## REQUEST
Go through the entries below and copy each line containing the word "title".

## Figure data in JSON

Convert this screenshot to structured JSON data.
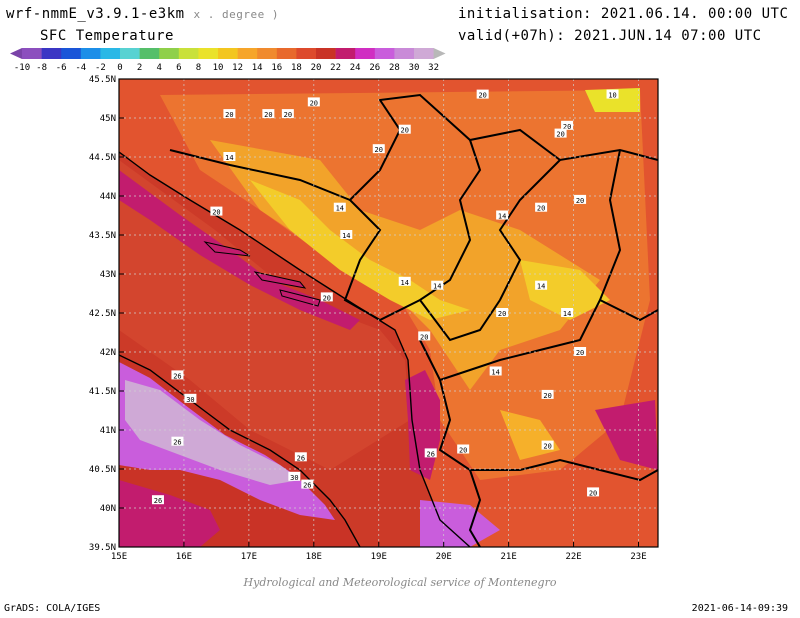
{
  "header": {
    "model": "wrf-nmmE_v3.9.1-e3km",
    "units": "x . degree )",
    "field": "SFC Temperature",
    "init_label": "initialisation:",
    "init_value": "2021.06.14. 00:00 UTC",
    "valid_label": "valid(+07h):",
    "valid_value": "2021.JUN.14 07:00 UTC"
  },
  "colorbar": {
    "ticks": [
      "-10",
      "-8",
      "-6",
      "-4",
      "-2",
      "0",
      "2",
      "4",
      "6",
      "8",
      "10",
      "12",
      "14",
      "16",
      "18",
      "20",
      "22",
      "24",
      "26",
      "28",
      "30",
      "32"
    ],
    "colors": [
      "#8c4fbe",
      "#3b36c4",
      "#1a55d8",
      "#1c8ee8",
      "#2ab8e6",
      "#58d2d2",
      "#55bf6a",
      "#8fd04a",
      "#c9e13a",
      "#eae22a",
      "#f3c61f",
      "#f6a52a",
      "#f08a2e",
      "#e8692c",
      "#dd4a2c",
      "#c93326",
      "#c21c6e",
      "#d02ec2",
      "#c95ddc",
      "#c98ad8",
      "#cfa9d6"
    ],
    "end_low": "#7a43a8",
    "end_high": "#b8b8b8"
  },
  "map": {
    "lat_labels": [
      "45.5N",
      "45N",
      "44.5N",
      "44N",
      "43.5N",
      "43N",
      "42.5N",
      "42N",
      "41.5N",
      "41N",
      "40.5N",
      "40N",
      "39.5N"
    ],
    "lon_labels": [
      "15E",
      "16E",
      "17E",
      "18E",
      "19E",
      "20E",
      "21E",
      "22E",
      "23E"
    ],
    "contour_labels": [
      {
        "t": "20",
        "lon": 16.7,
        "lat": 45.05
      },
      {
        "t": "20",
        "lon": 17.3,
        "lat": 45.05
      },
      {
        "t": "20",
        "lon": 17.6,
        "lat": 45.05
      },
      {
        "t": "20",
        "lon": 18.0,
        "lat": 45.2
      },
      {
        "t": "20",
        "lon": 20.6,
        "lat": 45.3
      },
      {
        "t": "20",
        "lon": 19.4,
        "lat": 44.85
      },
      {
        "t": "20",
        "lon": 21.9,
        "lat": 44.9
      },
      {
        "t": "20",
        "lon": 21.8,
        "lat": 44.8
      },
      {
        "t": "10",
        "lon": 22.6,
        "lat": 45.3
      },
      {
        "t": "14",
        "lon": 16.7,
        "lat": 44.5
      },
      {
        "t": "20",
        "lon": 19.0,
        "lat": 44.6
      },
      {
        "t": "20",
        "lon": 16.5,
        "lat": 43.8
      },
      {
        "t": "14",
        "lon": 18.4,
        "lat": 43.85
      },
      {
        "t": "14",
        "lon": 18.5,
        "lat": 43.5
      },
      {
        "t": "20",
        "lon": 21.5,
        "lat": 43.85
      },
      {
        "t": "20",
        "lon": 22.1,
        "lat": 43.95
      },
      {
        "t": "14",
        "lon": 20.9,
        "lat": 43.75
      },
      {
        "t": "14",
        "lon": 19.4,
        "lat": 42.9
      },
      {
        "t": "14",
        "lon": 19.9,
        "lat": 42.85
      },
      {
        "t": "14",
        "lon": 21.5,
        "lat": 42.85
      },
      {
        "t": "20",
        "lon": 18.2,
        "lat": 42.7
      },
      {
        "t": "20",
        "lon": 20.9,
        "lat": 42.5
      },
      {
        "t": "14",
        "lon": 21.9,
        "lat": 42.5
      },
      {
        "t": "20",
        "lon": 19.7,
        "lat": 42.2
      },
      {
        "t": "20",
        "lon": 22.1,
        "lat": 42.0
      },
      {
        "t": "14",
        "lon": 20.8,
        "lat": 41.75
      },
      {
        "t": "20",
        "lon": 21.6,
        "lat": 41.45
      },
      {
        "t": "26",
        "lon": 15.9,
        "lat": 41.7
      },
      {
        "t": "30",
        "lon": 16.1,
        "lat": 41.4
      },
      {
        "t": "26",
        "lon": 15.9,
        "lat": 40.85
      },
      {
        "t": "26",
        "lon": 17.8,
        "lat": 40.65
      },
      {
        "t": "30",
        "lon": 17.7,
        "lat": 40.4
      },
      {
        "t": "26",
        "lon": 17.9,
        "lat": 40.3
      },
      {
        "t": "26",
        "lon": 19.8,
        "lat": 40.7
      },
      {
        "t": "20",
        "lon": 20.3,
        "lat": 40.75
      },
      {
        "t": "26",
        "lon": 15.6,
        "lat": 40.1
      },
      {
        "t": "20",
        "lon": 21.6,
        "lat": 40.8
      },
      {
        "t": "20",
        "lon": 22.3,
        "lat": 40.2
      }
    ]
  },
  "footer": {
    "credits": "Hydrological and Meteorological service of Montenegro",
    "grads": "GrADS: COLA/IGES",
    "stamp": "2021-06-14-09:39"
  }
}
---
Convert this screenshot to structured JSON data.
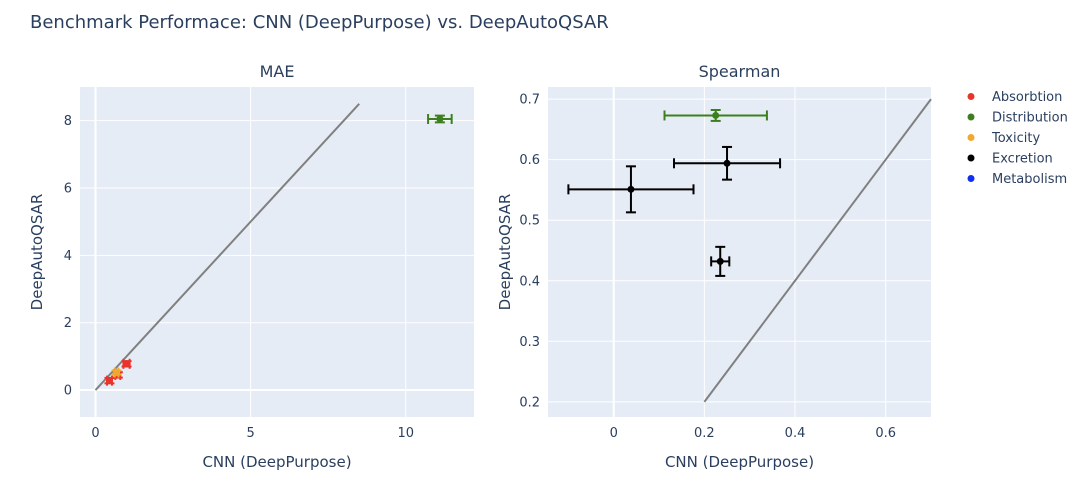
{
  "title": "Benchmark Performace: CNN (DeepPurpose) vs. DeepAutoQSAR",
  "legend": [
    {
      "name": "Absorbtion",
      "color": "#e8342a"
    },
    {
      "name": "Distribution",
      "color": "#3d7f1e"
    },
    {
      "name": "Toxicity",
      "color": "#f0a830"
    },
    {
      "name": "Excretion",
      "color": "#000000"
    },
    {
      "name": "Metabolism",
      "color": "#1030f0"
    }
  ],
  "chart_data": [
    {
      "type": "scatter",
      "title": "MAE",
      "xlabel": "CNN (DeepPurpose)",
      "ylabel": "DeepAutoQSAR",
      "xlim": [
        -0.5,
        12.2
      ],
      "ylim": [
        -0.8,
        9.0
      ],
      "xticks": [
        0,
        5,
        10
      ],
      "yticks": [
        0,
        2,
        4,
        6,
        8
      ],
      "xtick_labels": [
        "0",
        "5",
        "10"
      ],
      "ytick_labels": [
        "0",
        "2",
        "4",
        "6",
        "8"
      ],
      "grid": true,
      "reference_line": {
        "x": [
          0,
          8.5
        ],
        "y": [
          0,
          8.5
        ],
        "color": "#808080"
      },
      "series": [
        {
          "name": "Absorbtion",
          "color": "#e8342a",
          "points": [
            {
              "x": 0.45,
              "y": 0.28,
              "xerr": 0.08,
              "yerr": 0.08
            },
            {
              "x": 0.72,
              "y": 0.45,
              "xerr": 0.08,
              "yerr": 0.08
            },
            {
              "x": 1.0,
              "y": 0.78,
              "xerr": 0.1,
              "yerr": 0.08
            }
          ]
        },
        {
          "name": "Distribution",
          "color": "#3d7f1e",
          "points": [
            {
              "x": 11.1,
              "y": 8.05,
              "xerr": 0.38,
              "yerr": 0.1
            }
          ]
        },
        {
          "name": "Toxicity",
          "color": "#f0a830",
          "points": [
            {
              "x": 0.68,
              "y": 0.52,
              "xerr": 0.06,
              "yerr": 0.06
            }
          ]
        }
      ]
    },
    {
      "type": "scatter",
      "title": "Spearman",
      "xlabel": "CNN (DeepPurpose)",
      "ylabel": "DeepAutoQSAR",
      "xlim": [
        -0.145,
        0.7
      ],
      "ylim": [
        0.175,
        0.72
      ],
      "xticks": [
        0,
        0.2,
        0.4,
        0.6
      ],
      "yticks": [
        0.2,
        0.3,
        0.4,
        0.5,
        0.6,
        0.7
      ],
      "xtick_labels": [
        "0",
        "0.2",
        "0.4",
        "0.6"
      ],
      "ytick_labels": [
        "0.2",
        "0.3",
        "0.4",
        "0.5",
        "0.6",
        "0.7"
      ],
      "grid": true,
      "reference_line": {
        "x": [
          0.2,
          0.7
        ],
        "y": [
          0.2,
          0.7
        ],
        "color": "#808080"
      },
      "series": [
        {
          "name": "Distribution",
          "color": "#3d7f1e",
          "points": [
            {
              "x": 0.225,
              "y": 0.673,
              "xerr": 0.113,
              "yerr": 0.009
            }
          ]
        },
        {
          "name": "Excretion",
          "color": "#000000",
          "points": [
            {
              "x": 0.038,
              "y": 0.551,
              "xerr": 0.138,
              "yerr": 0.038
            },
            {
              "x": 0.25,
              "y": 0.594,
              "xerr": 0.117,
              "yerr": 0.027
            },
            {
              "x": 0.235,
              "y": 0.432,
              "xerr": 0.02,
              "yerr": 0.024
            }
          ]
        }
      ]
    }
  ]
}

## SOLVED EXERCISE
  "title": "Benchmark Performace: CNN (DeepPurpose) vs. DeepAutoQSAR",
      "title": "MAE",
      "title": "Spearman",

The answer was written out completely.